Check each line below for the word "city", and copy those that have it.

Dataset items
— Start —
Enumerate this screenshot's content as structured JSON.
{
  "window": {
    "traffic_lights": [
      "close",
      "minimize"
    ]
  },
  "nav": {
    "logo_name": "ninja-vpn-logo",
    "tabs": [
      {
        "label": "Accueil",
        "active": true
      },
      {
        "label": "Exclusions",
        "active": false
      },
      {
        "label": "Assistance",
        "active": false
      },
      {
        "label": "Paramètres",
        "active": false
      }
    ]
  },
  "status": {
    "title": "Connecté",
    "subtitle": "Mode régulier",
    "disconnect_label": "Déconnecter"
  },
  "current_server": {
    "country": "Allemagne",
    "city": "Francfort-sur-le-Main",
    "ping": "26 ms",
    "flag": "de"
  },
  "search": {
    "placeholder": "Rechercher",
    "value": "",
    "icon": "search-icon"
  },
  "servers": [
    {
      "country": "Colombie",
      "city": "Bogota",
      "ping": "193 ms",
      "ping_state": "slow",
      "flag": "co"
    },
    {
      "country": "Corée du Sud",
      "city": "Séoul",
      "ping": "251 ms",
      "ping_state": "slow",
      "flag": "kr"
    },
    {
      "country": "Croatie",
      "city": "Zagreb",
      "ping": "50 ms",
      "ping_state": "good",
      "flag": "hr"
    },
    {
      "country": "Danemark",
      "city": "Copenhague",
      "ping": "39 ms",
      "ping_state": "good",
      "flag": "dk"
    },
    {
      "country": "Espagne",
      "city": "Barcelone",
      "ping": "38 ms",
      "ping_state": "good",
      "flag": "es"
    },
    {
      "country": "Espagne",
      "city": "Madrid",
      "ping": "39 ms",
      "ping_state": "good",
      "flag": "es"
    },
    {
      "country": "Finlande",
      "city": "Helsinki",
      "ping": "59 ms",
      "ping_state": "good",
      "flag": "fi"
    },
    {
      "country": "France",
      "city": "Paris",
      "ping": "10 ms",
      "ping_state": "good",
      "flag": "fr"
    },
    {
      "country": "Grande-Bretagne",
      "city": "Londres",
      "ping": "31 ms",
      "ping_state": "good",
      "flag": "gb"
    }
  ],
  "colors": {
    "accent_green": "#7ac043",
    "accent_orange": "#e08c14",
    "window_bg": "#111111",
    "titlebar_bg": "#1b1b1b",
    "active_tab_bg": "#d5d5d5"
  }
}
— End —
— Start —
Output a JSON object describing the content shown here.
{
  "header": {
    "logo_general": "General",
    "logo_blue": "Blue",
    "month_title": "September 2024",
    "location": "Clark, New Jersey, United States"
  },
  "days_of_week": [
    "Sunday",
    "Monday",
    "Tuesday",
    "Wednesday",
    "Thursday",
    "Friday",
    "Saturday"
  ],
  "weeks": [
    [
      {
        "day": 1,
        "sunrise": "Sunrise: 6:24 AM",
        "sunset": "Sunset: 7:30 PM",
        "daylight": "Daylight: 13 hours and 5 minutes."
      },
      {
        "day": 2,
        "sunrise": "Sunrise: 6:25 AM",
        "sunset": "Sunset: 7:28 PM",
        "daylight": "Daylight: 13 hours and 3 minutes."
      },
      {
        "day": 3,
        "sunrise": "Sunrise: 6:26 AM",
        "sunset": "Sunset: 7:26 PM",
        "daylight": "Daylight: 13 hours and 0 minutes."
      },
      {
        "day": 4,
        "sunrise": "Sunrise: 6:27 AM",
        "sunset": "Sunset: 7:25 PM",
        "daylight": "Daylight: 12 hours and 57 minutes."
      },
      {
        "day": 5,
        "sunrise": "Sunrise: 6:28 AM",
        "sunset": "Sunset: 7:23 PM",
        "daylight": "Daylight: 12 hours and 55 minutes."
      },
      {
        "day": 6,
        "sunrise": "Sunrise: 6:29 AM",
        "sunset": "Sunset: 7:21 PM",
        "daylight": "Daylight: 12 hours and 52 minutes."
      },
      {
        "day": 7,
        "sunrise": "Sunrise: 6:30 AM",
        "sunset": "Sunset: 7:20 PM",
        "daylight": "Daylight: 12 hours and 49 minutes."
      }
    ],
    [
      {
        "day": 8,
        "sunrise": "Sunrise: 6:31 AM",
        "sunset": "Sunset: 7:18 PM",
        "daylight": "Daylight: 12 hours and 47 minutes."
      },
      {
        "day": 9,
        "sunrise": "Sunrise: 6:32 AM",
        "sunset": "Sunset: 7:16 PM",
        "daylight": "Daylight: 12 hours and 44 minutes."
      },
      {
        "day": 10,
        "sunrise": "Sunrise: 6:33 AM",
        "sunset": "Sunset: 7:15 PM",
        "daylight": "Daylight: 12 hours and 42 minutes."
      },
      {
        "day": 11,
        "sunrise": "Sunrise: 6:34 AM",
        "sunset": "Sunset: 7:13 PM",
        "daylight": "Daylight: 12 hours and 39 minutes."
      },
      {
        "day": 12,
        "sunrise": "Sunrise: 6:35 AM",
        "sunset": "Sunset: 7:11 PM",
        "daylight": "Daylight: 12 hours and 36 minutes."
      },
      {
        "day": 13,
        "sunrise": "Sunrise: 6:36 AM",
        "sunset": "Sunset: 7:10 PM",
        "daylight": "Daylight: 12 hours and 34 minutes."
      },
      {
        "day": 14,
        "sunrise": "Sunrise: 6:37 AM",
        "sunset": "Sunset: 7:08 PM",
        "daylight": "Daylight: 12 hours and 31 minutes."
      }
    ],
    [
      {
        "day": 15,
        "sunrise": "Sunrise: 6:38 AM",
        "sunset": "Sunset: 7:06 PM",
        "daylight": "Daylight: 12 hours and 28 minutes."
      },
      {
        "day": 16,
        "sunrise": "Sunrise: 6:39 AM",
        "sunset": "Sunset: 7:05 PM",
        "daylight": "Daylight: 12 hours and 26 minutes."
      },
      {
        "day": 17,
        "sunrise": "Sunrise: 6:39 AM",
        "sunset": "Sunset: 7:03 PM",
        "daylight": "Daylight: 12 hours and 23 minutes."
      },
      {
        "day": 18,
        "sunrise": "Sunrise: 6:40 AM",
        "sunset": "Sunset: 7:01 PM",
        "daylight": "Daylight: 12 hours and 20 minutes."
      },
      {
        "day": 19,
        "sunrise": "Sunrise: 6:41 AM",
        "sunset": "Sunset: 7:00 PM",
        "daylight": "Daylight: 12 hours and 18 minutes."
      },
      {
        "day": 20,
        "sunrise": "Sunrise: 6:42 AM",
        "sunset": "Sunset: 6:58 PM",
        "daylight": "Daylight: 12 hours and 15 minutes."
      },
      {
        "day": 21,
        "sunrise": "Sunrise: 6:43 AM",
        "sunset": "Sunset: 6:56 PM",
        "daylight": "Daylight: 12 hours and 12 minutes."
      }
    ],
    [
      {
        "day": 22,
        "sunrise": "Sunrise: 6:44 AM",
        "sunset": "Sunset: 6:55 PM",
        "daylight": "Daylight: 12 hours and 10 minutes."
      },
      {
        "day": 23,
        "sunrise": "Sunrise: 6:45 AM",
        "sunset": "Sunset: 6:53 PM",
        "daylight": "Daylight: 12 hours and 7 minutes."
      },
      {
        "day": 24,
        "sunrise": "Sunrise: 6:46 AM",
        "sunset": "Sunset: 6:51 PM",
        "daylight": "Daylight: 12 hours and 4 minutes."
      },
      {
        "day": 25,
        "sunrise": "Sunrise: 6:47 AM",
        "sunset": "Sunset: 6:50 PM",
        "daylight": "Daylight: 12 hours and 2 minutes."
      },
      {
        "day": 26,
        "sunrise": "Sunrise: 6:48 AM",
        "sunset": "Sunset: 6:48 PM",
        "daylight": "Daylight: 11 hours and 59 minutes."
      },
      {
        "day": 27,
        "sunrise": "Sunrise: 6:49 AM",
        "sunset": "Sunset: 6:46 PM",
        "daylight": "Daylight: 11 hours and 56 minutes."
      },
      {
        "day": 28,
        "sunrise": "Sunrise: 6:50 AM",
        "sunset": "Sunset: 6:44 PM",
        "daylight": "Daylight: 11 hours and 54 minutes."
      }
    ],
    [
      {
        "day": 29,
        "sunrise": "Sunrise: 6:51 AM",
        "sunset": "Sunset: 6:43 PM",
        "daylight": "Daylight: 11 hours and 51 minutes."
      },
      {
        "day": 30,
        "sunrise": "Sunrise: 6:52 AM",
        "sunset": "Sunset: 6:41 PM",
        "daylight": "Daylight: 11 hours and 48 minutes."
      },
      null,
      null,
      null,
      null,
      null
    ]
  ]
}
— End —
EXERCISE RESPONSE »
    "city": "Francfort-sur-le-Main",
      "city": "Bogota",
      "city": "Séoul",
      "city": "Zagreb",
      "city": "Copenhague",
      "city": "Barcelone",
      "city": "Madrid",
      "city": "Helsinki",
      "city": "Paris",
      "city": "Londres",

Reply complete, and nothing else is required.